Stored data entries:
○ ○ ○ ○ ○

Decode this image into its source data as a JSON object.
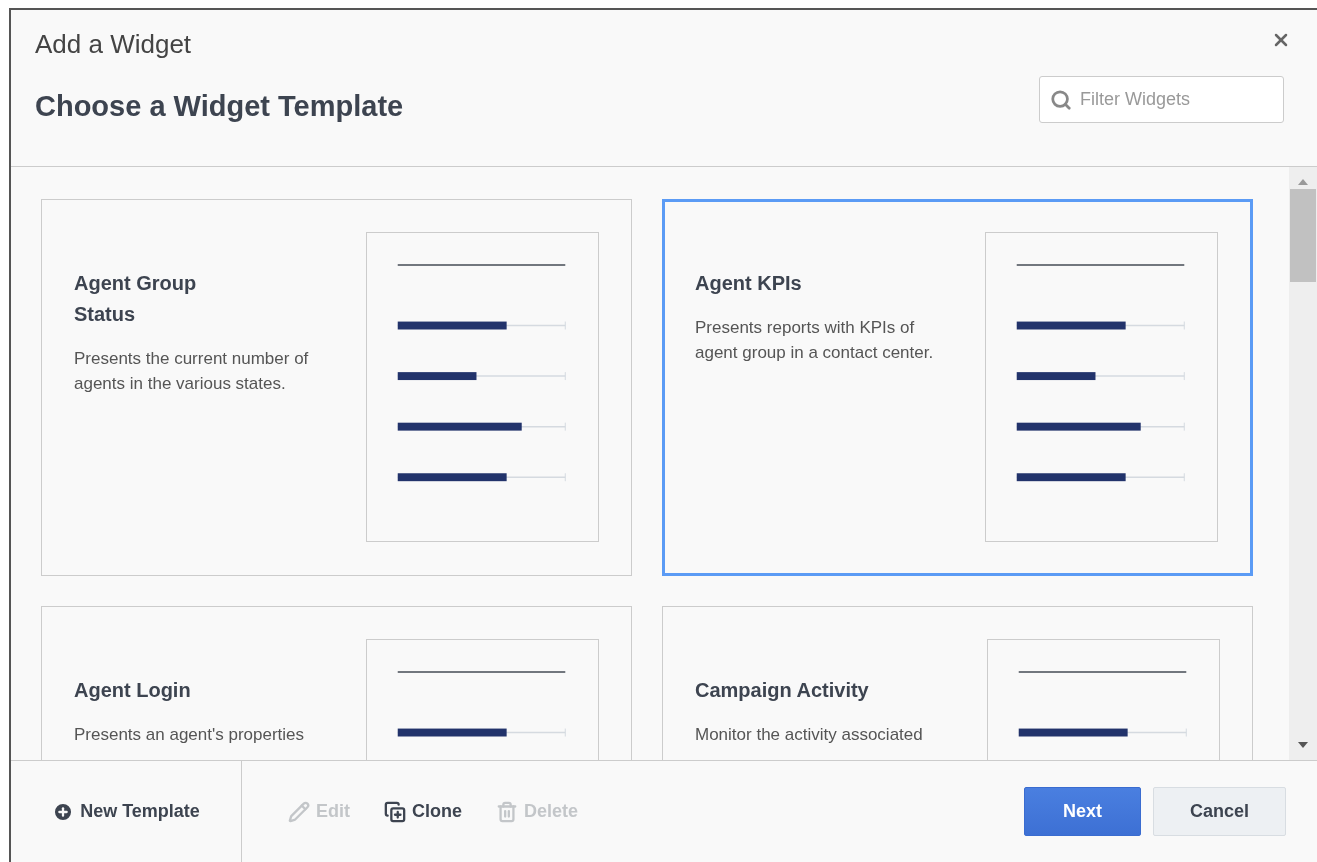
{
  "dialog": {
    "title": "Add a Widget",
    "heading": "Choose a Widget Template"
  },
  "filter": {
    "placeholder": "Filter Widgets"
  },
  "cards": [
    {
      "title": "Agent Group Status",
      "description": "Presents the current number of agents in the various states.",
      "selected": false
    },
    {
      "title": "Agent KPIs",
      "description": "Presents reports with KPIs of agent group in a contact center.",
      "selected": true
    },
    {
      "title": "Agent Login",
      "description": "Presents an agent's properties",
      "selected": false
    },
    {
      "title": "Campaign Activity",
      "description": "Monitor the activity associated",
      "selected": false
    }
  ],
  "footer": {
    "new_template": "New Template",
    "actions": [
      {
        "kind": "edit",
        "label": "Edit",
        "disabled": true
      },
      {
        "kind": "clone",
        "label": "Clone",
        "disabled": false
      },
      {
        "kind": "delete",
        "label": "Delete",
        "disabled": true
      }
    ],
    "buttons": [
      {
        "kind": "primary",
        "label": "Next"
      },
      {
        "kind": "secondary",
        "label": "Cancel"
      }
    ]
  }
}
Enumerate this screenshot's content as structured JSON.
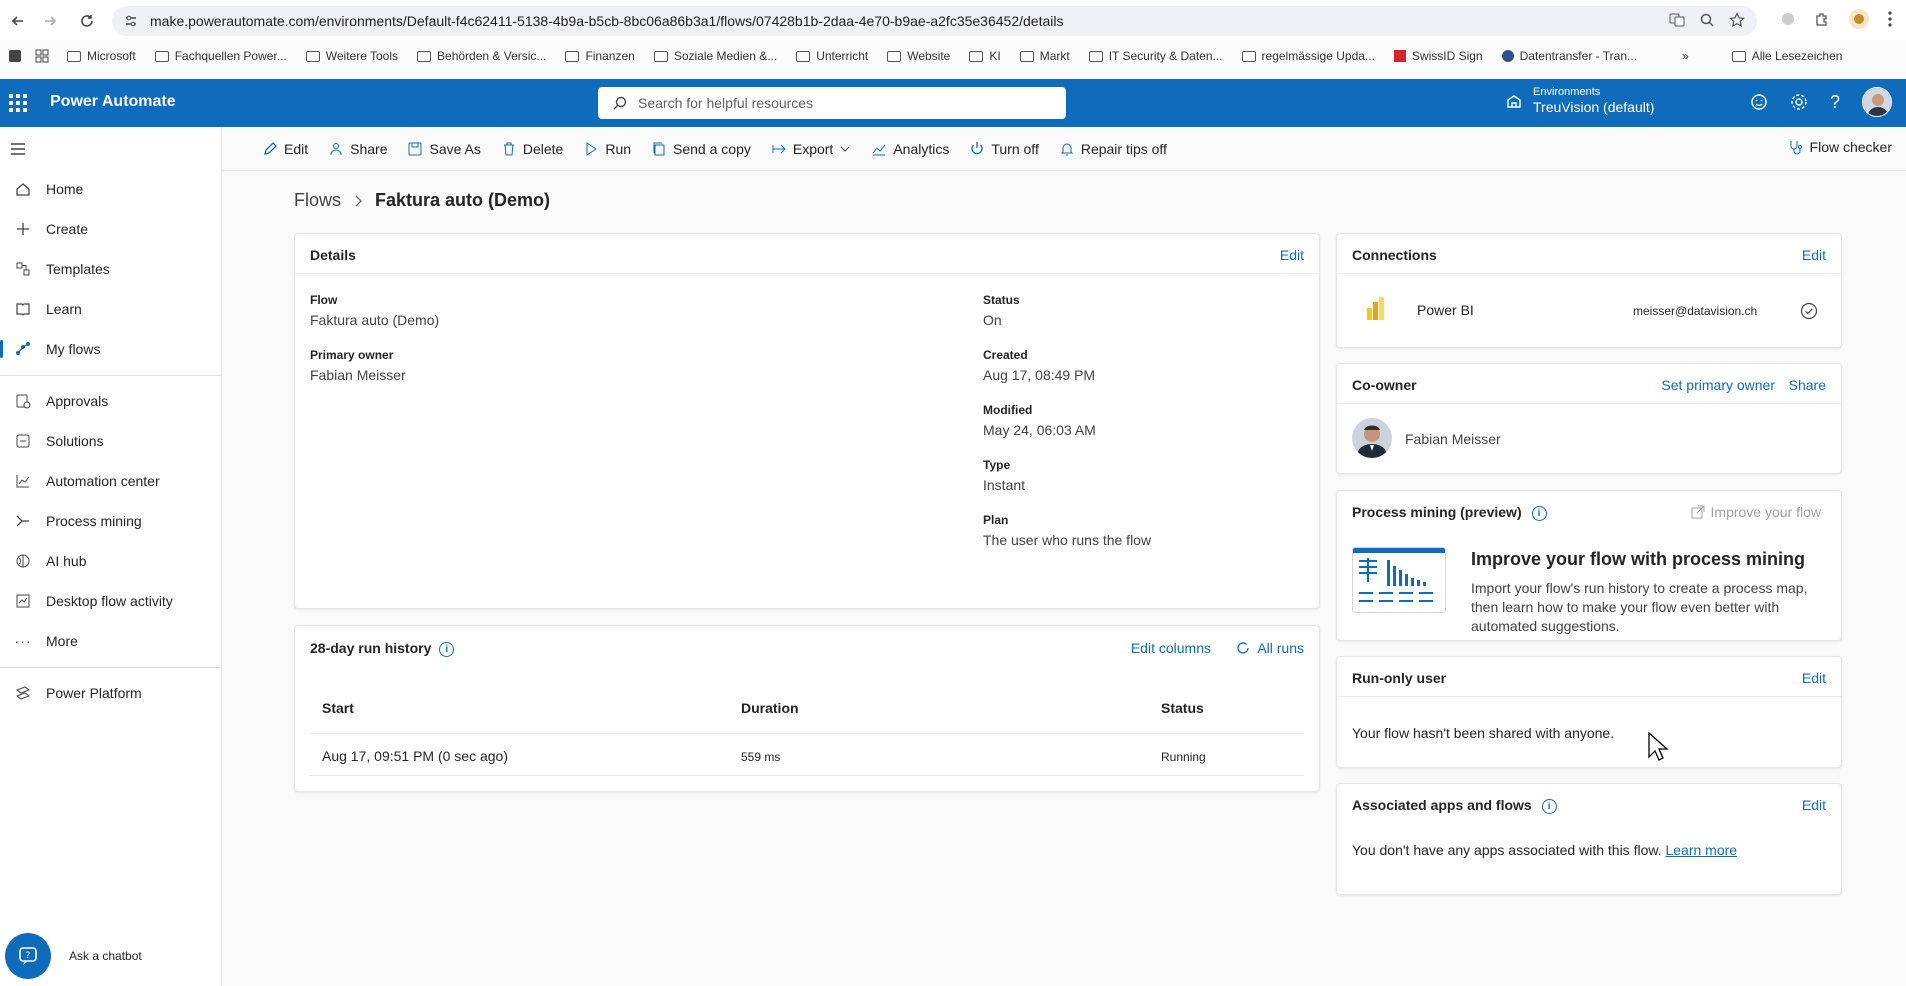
{
  "browser": {
    "url": "make.powerautomate.com/environments/Default-f4c62411-5138-4b9a-b5cb-8bc06a86b3a1/flows/07428b1b-2daa-4e70-b9ae-a2fc35e36452/details",
    "bookmarks": [
      "Microsoft",
      "Fachquellen Power...",
      "Weitere Tools",
      "Behörden & Versic...",
      "Finanzen",
      "Soziale Medien &...",
      "Unterricht",
      "Website",
      "KI",
      "Markt",
      "IT Security & Daten...",
      "regelmässige Upda...",
      "SwissID Sign",
      "Datentransfer - Tran..."
    ],
    "all_bookmarks": "Alle Lesezeichen"
  },
  "header": {
    "app_name": "Power Automate",
    "search_placeholder": "Search for helpful resources",
    "env_label": "Environments",
    "env_name": "TreuVision (default)"
  },
  "sidebar": {
    "items": [
      "Home",
      "Create",
      "Templates",
      "Learn",
      "My flows",
      "Approvals",
      "Solutions",
      "Automation center",
      "Process mining",
      "AI hub",
      "Desktop flow activity",
      "More"
    ],
    "platform": "Power Platform",
    "chatbot": "Ask a chatbot"
  },
  "commands": {
    "edit": "Edit",
    "share": "Share",
    "save_as": "Save As",
    "delete": "Delete",
    "run": "Run",
    "send_copy": "Send a copy",
    "export": "Export",
    "analytics": "Analytics",
    "turn_off": "Turn off",
    "repair_tips": "Repair tips off",
    "flow_checker": "Flow checker"
  },
  "breadcrumb": {
    "root": "Flows",
    "current": "Faktura auto (Demo)"
  },
  "details": {
    "title": "Details",
    "edit": "Edit",
    "flow_label": "Flow",
    "flow_value": "Faktura auto (Demo)",
    "owner_label": "Primary owner",
    "owner_value": "Fabian Meisser",
    "status_label": "Status",
    "status_value": "On",
    "created_label": "Created",
    "created_value": "Aug 17, 08:49 PM",
    "modified_label": "Modified",
    "modified_value": "May 24, 06:03 AM",
    "type_label": "Type",
    "type_value": "Instant",
    "plan_label": "Plan",
    "plan_value": "The user who runs the flow"
  },
  "run_history": {
    "title": "28-day run history",
    "edit_columns": "Edit columns",
    "all_runs": "All runs",
    "columns": [
      "Start",
      "Duration",
      "Status"
    ],
    "rows": [
      {
        "start": "Aug 17, 09:51 PM (0 sec ago)",
        "duration": "559 ms",
        "status": "Running"
      }
    ]
  },
  "connections": {
    "title": "Connections",
    "edit": "Edit",
    "name": "Power BI",
    "account": "meisser@datavision.ch"
  },
  "coowner": {
    "title": "Co-owner",
    "set_primary": "Set primary owner",
    "share": "Share",
    "name": "Fabian Meisser"
  },
  "process_mining": {
    "title": "Process mining (preview)",
    "improve_link": "Improve your flow",
    "headline": "Improve your flow with process mining",
    "body": "Import your flow's run history to create a process map, then learn how to make your flow even better with automated suggestions."
  },
  "run_only": {
    "title": "Run-only user",
    "edit": "Edit",
    "text": "Your flow hasn't been shared with anyone."
  },
  "associated": {
    "title": "Associated apps and flows",
    "edit": "Edit",
    "text": "You don't have any apps associated with this flow.",
    "learn_more": "Learn more"
  },
  "colors": {
    "brand": "#0f6cbd",
    "background": "#fafafa"
  }
}
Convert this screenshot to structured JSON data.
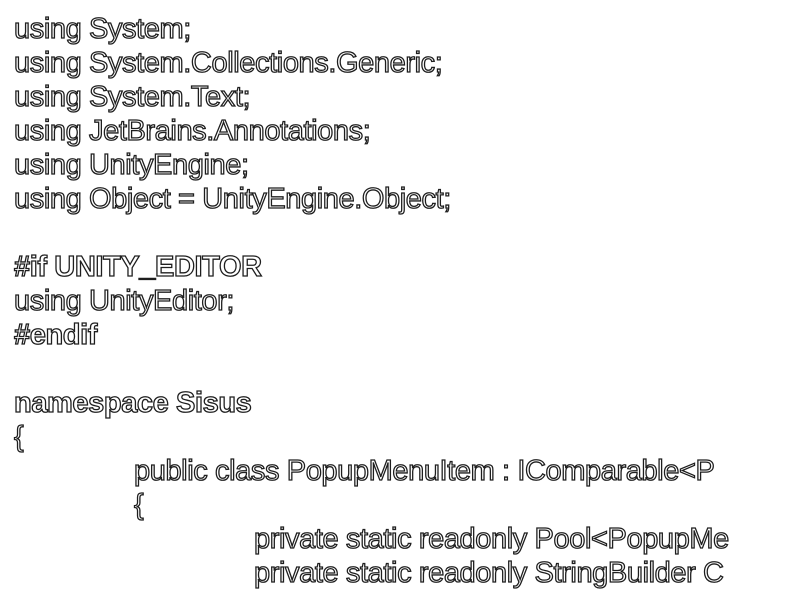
{
  "code": {
    "lines": [
      "using System;",
      "using System.Collections.Generic;",
      "using System.Text;",
      "using JetBrains.Annotations;",
      "using UnityEngine;",
      "using Object = UnityEngine.Object;",
      "",
      "#if UNITY_EDITOR",
      "using UnityEditor;",
      "#endif",
      "",
      "namespace Sisus",
      "{",
      "public class PopupMenuItem : IComparable<P",
      "{",
      "private static readonly Pool<PopupMe",
      "private static readonly StringBuilder C"
    ]
  }
}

○ ○ ○ ○ ○

All entries are to be retyped exactly. Omit any embedded images.

The answer:
Decode this image into its source data as a JSON object.
{
  "dialog": {
    "title": "Add a Widget",
    "heading": "Choose a Widget Template"
  },
  "filter": {
    "placeholder": "Filter Widgets"
  },
  "cards": [
    {
      "title": "Agent Group Status",
      "description": "Presents the current number of agents in the various states.",
      "selected": false
    },
    {
      "title": "Agent KPIs",
      "description": "Presents reports with KPIs of agent group in a contact center.",
      "selected": true
    },
    {
      "title": "Agent Login",
      "description": "Presents an agent's properties",
      "selected": false
    },
    {
      "title": "Campaign Activity",
      "description": "Monitor the activity associated",
      "selected": false
    }
  ],
  "footer": {
    "new_template": "New Template",
    "actions": [
      {
        "kind": "edit",
        "label": "Edit",
        "disabled": true
      },
      {
        "kind": "clone",
        "label": "Clone",
        "disabled": false
      },
      {
        "kind": "delete",
        "label": "Delete",
        "disabled": true
      }
    ],
    "buttons": [
      {
        "kind": "primary",
        "label": "Next"
      },
      {
        "kind": "secondary",
        "label": "Cancel"
      }
    ]
  }
}
Enumerate this screenshot's content as structured JSON.
{
  "browser": {
    "url": "make.powerautomate.com/environments/Default-f4c62411-5138-4b9a-b5cb-8bc06a86b3a1/flows/07428b1b-2daa-4e70-b9ae-a2fc35e36452/details",
    "bookmarks": [
      "Microsoft",
      "Fachquellen Power...",
      "Weitere Tools",
      "Behörden & Versic...",
      "Finanzen",
      "Soziale Medien &...",
      "Unterricht",
      "Website",
      "KI",
      "Markt",
      "IT Security & Daten...",
      "regelmässige Upda...",
      "SwissID Sign",
      "Datentransfer - Tran..."
    ],
    "all_bookmarks": "Alle Lesezeichen"
  },
  "header": {
    "app_name": "Power Automate",
    "search_placeholder": "Search for helpful resources",
    "env_label": "Environments",
    "env_name": "TreuVision (default)"
  },
  "sidebar": {
    "items": [
      "Home",
      "Create",
      "Templates",
      "Learn",
      "My flows",
      "Approvals",
      "Solutions",
      "Automation center",
      "Process mining",
      "AI hub",
      "Desktop flow activity",
      "More"
    ],
    "platform": "Power Platform",
    "chatbot": "Ask a chatbot"
  },
  "commands": {
    "edit": "Edit",
    "share": "Share",
    "save_as": "Save As",
    "delete": "Delete",
    "run": "Run",
    "send_copy": "Send a copy",
    "export": "Export",
    "analytics": "Analytics",
    "turn_off": "Turn off",
    "repair_tips": "Repair tips off",
    "flow_checker": "Flow checker"
  },
  "breadcrumb": {
    "root": "Flows",
    "current": "Faktura auto (Demo)"
  },
  "details": {
    "title": "Details",
    "edit": "Edit",
    "flow_label": "Flow",
    "flow_value": "Faktura auto (Demo)",
    "owner_label": "Primary owner",
    "owner_value": "Fabian Meisser",
    "status_label": "Status",
    "status_value": "On",
    "created_label": "Created",
    "created_value": "Aug 17, 08:49 PM",
    "modified_label": "Modified",
    "modified_value": "May 24, 06:03 AM",
    "type_label": "Type",
    "type_value": "Instant",
    "plan_label": "Plan",
    "plan_value": "The user who runs the flow"
  },
  "run_history": {
    "title": "28-day run history",
    "edit_columns": "Edit columns",
    "all_runs": "All runs",
    "columns": [
      "Start",
      "Duration",
      "Status"
    ],
    "rows": [
      {
        "start": "Aug 17, 09:51 PM (0 sec ago)",
        "duration": "559 ms",
        "status": "Running"
      }
    ]
  },
  "connections": {
    "title": "Connections",
    "edit": "Edit",
    "name": "Power BI",
    "account": "meisser@datavision.ch"
  },
  "coowner": {
    "title": "Co-owner",
    "set_primary": "Set primary owner",
    "share": "Share",
    "name": "Fabian Meisser"
  },
  "process_mining": {
    "title": "Process mining (preview)",
    "improve_link": "Improve your flow",
    "headline": "Improve your flow with process mining",
    "body": "Import your flow's run history to create a process map, then learn how to make your flow even better with automated suggestions."
  },
  "run_only": {
    "title": "Run-only user",
    "edit": "Edit",
    "text": "Your flow hasn't been shared with anyone."
  },
  "associated": {
    "title": "Associated apps and flows",
    "edit": "Edit",
    "text": "You don't have any apps associated with this flow.",
    "learn_more": "Learn more"
  },
  "colors": {
    "brand": "#0f6cbd",
    "background": "#fafafa"
  }
}
Convert this screenshot to structured JSON data.
{
  "code": {
    "lines": [
      "using System;",
      "using System.Collections.Generic;",
      "using System.Text;",
      "using JetBrains.Annotations;",
      "using UnityEngine;",
      "using Object = UnityEngine.Object;",
      "",
      "#if UNITY_EDITOR",
      "using UnityEditor;",
      "#endif",
      "",
      "namespace Sisus",
      "{",
      "public class PopupMenuItem : IComparable<P",
      "{",
      "private static readonly Pool<PopupMe",
      "private static readonly StringBuilder C"
    ]
  }
}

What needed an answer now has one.